What needs to be done:
Would you pull out every line of the material that contains the string "label"?

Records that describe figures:
★ ★ ★ ★ ★ ★ ★

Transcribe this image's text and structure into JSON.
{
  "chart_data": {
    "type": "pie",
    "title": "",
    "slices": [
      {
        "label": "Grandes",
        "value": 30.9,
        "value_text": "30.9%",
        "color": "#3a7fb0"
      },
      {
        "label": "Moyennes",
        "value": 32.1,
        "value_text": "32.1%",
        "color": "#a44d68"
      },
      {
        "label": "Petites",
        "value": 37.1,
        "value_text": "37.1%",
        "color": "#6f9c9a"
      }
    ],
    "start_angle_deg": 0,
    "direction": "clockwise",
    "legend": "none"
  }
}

★ ★ ★ ★ ★ ★ ★

Full response:
        "label": "Grandes",
        "label": "Moyennes",
        "label": "Petites",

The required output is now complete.